** TASK TO CARRY OUT **
Say only how many lines contain the word "screenshot".

** STORED ROWS **
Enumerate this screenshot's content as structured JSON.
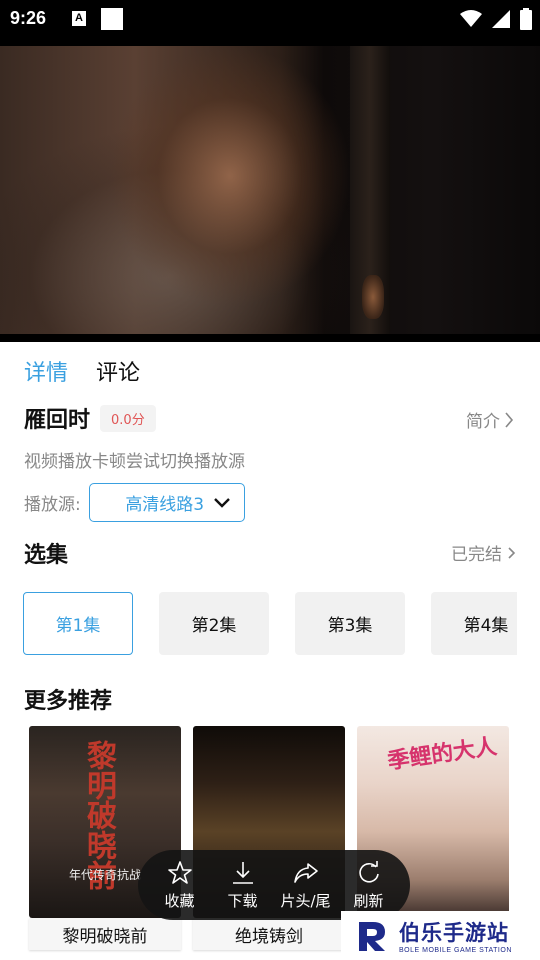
{
  "status_bar": {
    "time": "9:26",
    "notification_letter": "A"
  },
  "tabs": [
    {
      "label": "详情",
      "active": true
    },
    {
      "label": "评论",
      "active": false
    }
  ],
  "show": {
    "title": "雁回时",
    "score": "0.0分",
    "intro_link": "简介",
    "tip": "视频播放卡顿尝试切换播放源"
  },
  "source": {
    "label": "播放源:",
    "selected": "高清线路3"
  },
  "episodes": {
    "header": "选集",
    "status": "已完结",
    "items": [
      {
        "label": "第1集",
        "active": true
      },
      {
        "label": "第2集",
        "active": false
      },
      {
        "label": "第3集",
        "active": false
      },
      {
        "label": "第4集",
        "active": false
      }
    ]
  },
  "recommend": {
    "header": "更多推荐",
    "items": [
      {
        "title": "黎明破晓前",
        "poster_text": "黎明破晓前",
        "poster_tag": "年代传奇抗战"
      },
      {
        "title": "绝境铸剑"
      },
      {
        "title": "",
        "poster_text": "季鲤的大人"
      }
    ]
  },
  "overlay_menu": [
    {
      "label": "收藏",
      "icon": "star-icon"
    },
    {
      "label": "下载",
      "icon": "download-icon"
    },
    {
      "label": "片头/尾",
      "icon": "share-arrow-icon"
    },
    {
      "label": "刷新",
      "icon": "refresh-icon"
    }
  ],
  "watermark": {
    "main": "伯乐手游站",
    "sub": "BOLE MOBILE GAME STATION"
  },
  "colors": {
    "accent": "#3aa0e0",
    "score": "#e05555",
    "watermark": "#1e2a8a"
  }
}
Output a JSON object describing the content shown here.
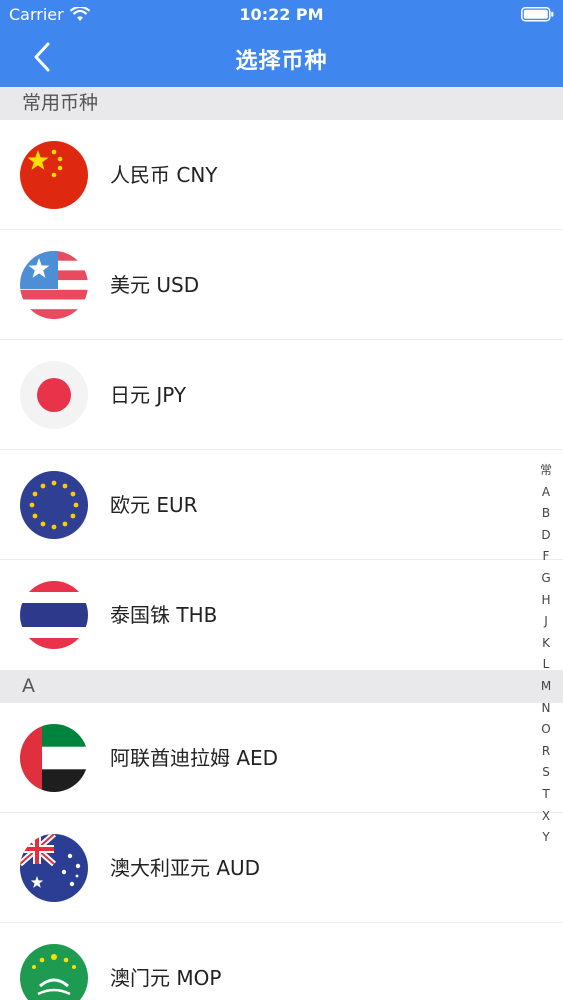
{
  "status_bar": {
    "carrier": "Carrier",
    "time": "10:22 PM"
  },
  "nav": {
    "title": "选择币种",
    "back_icon": "chevron-left-icon"
  },
  "sections": [
    {
      "title": "常用币种",
      "items": [
        {
          "label": "人民币 CNY",
          "flag": "china-flag-icon"
        },
        {
          "label": "美元 USD",
          "flag": "usa-flag-icon"
        },
        {
          "label": "日元 JPY",
          "flag": "japan-flag-icon"
        },
        {
          "label": "欧元 EUR",
          "flag": "eu-flag-icon"
        },
        {
          "label": "泰国铢 THB",
          "flag": "thailand-flag-icon"
        }
      ]
    },
    {
      "title": "A",
      "items": [
        {
          "label": "阿联酋迪拉姆 AED",
          "flag": "uae-flag-icon"
        },
        {
          "label": "澳大利亚元 AUD",
          "flag": "australia-flag-icon"
        },
        {
          "label": "澳门元 MOP",
          "flag": "macau-flag-icon"
        }
      ]
    }
  ],
  "index_letters": [
    "常",
    "A",
    "B",
    "D",
    "F",
    "G",
    "H",
    "J",
    "K",
    "L",
    "M",
    "N",
    "O",
    "R",
    "S",
    "T",
    "X",
    "Y"
  ],
  "colors": {
    "header": "#3f86ef",
    "section_bg": "#e9e9eb"
  }
}
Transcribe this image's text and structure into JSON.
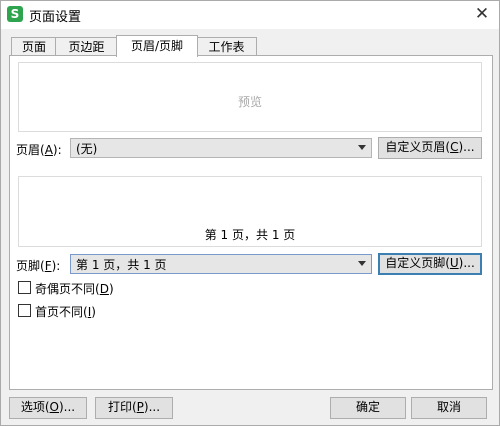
{
  "window": {
    "title": "页面设置",
    "app_icon_letter": "S"
  },
  "tabs": [
    {
      "label": "页面",
      "active": false
    },
    {
      "label": "页边距",
      "active": false
    },
    {
      "label": "页眉/页脚",
      "active": true
    },
    {
      "label": "工作表",
      "active": false
    }
  ],
  "header": {
    "preview_hint": "预览",
    "label": "页眉(A):",
    "value": "(无)",
    "custom_button": "自定义页眉(C)..."
  },
  "footer": {
    "preview_text": "第 1 页，共 1 页",
    "label": "页脚(F):",
    "value": "第 1 页，共 1 页",
    "custom_button": "自定义页脚(U)..."
  },
  "options": {
    "odd_even": {
      "label": "奇偶页不同(D)",
      "checked": false
    },
    "first_page": {
      "label": "首页不同(I)",
      "checked": false
    }
  },
  "bottom": {
    "options_button": "选项(O)...",
    "print_button": "打印(P)...",
    "ok_button": "确定",
    "cancel_button": "取消"
  }
}
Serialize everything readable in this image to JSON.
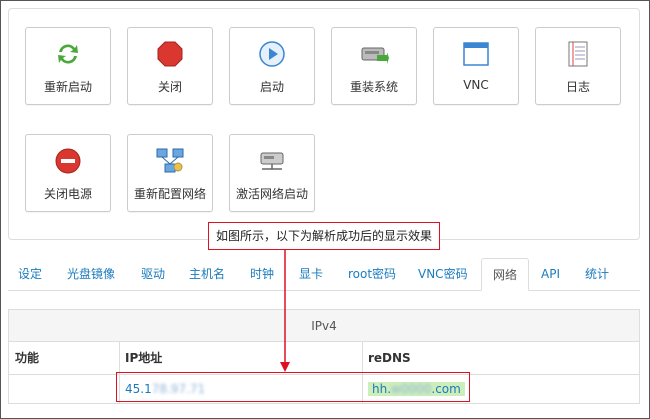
{
  "actions_row1": [
    {
      "label": "重新启动",
      "icon": "refresh-icon",
      "color": "#4aa83a"
    },
    {
      "label": "关闭",
      "icon": "stop-icon",
      "color": "#d9372f"
    },
    {
      "label": "启动",
      "icon": "play-icon",
      "color": "#3a86d1"
    },
    {
      "label": "重装系统",
      "icon": "reinstall-icon",
      "color": "#777777"
    },
    {
      "label": "VNC",
      "icon": "window-icon",
      "color": "#3a86d1"
    },
    {
      "label": "日志",
      "icon": "log-icon",
      "color": "#b33"
    }
  ],
  "actions_row2": [
    {
      "label": "关闭电源",
      "icon": "power-off-icon",
      "color": "#d9372f"
    },
    {
      "label": "重新配置网络",
      "icon": "network-config-icon",
      "color": "#3a86d1"
    },
    {
      "label": "激活网络启动",
      "icon": "network-boot-icon",
      "color": "#777777"
    }
  ],
  "annotation": "如图所示，以下为解析成功后的显示效果",
  "tabs": [
    "设定",
    "光盘镜像",
    "驱动",
    "主机名",
    "时钟",
    "显卡",
    "root密码",
    "VNC密码",
    "网络",
    "API",
    "统计"
  ],
  "active_tab": "网络",
  "table": {
    "caption": "IPv4",
    "headers": [
      "功能",
      "IP地址",
      "reDNS"
    ],
    "row": {
      "func": "",
      "ip_prefix": "45.1",
      "ip_hidden": "78.97.71",
      "dns_prefix": "hh.",
      "dns_hidden": "w0000",
      "dns_suffix": ".com"
    }
  }
}
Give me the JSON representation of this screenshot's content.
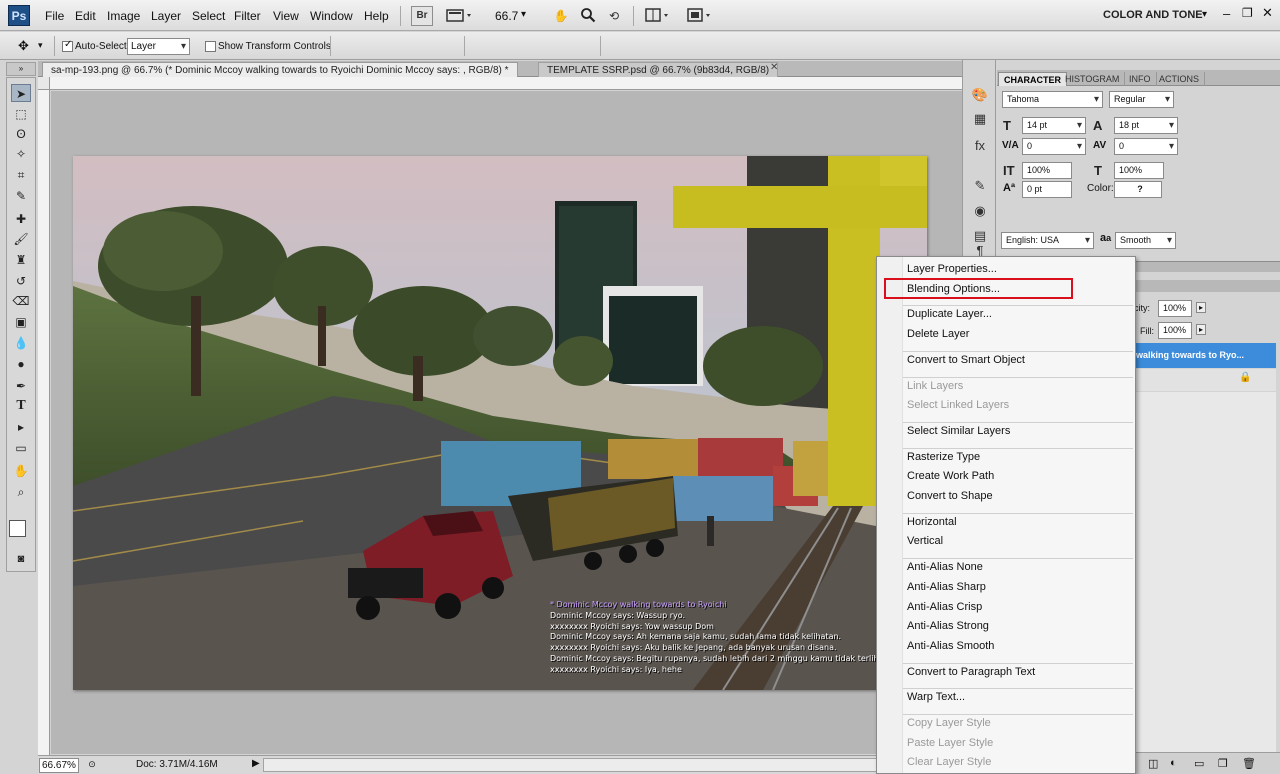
{
  "app": {
    "logo": "Ps",
    "workspace": "COLOR AND TONE"
  },
  "menu": [
    "File",
    "Edit",
    "Image",
    "Layer",
    "Select",
    "Filter",
    "View",
    "Window",
    "Help"
  ],
  "toolbar": {
    "bridge_label": "Br",
    "zoom": "66.7"
  },
  "options": {
    "auto_select_label": "Auto-Select:",
    "auto_select_value": "Layer",
    "show_transform_label": "Show Transform Controls"
  },
  "tabs": [
    {
      "label": "sa-mp-193.png @ 66.7% (* Dominic Mccoy walking towards to Ryoichi Dominic Mccoy says: , RGB/8) *",
      "active": true
    },
    {
      "label": "TEMPLATE SSRP.psd @ 66.7% (9b83d4, RGB/8)",
      "active": false
    }
  ],
  "status": {
    "zoom": "66.67%",
    "doc": "Doc: 3.71M/4.16M"
  },
  "chat": [
    {
      "text": "* Dominic Mccoy walking towards to Ryoichi",
      "color": "#c7a0ff"
    },
    {
      "text": "Dominic Mccoy says: Wassup ryo.",
      "color": "#ffffff"
    },
    {
      "text": "xxxxxxxx Ryoichi says: Yow wassup Dom",
      "color": "#ffffff"
    },
    {
      "text": "Dominic Mccoy says: Ah kemana saja kamu, sudah lama tidak kelihatan.",
      "color": "#ffffff"
    },
    {
      "text": "xxxxxxxx Ryoichi says: Aku balik ke Jepang, ada banyak urusan disana.",
      "color": "#ffffff"
    },
    {
      "text": "Dominic Mccoy says: Begitu rupanya, sudah lebih dari 2 minggu kamu tidak terlihat",
      "color": "#ffffff"
    },
    {
      "text": "xxxxxxxx Ryoichi says: Iya, hehe",
      "color": "#ffffff"
    }
  ],
  "panel_tabs": [
    "CHARACTER",
    "HISTOGRAM",
    "INFO",
    "ACTIONS"
  ],
  "character": {
    "font": "Tahoma",
    "style": "Regular",
    "size": "14 pt",
    "leading": "18 pt",
    "kerning": "0",
    "tracking": "0",
    "vscale": "100%",
    "hscale": "100%",
    "baseline": "0 pt",
    "color_label": "Color:",
    "color_value": "?",
    "language": "English: USA",
    "antialias": "Smooth",
    "aa_label": "a",
    "style_buttons": [
      "T",
      "T",
      "TT",
      "Tr",
      "T¹",
      "T₁",
      "T",
      "Ŧ"
    ]
  },
  "layers": {
    "opacity_label": "city:",
    "opacity": "100%",
    "fill_label": "Fill:",
    "fill": "100%",
    "layer_name": "walking towards to Ryo..."
  },
  "context_menu": [
    {
      "label": "Layer Properties...",
      "enabled": true
    },
    {
      "label": "Blending Options...",
      "enabled": true
    },
    {
      "sep": true
    },
    {
      "label": "Duplicate Layer...",
      "enabled": true
    },
    {
      "label": "Delete Layer",
      "enabled": true
    },
    {
      "sep": true
    },
    {
      "label": "Convert to Smart Object",
      "enabled": true
    },
    {
      "sep": true
    },
    {
      "label": "Link Layers",
      "enabled": false
    },
    {
      "label": "Select Linked Layers",
      "enabled": false
    },
    {
      "sep": true
    },
    {
      "label": "Select Similar Layers",
      "enabled": true
    },
    {
      "sep": true
    },
    {
      "label": "Rasterize Type",
      "enabled": true
    },
    {
      "label": "Create Work Path",
      "enabled": true
    },
    {
      "label": "Convert to Shape",
      "enabled": true
    },
    {
      "sep": true
    },
    {
      "label": "Horizontal",
      "enabled": true
    },
    {
      "label": "Vertical",
      "enabled": true
    },
    {
      "sep": true
    },
    {
      "label": "Anti-Alias None",
      "enabled": true
    },
    {
      "label": "Anti-Alias Sharp",
      "enabled": true
    },
    {
      "label": "Anti-Alias Crisp",
      "enabled": true
    },
    {
      "label": "Anti-Alias Strong",
      "enabled": true
    },
    {
      "label": "Anti-Alias Smooth",
      "enabled": true
    },
    {
      "sep": true
    },
    {
      "label": "Convert to Paragraph Text",
      "enabled": true
    },
    {
      "sep": true
    },
    {
      "label": "Warp Text...",
      "enabled": true
    },
    {
      "sep": true
    },
    {
      "label": "Copy Layer Style",
      "enabled": false
    },
    {
      "label": "Paste Layer Style",
      "enabled": false
    },
    {
      "label": "Clear Layer Style",
      "enabled": false
    }
  ]
}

** RESULT OF THIS TASK **
2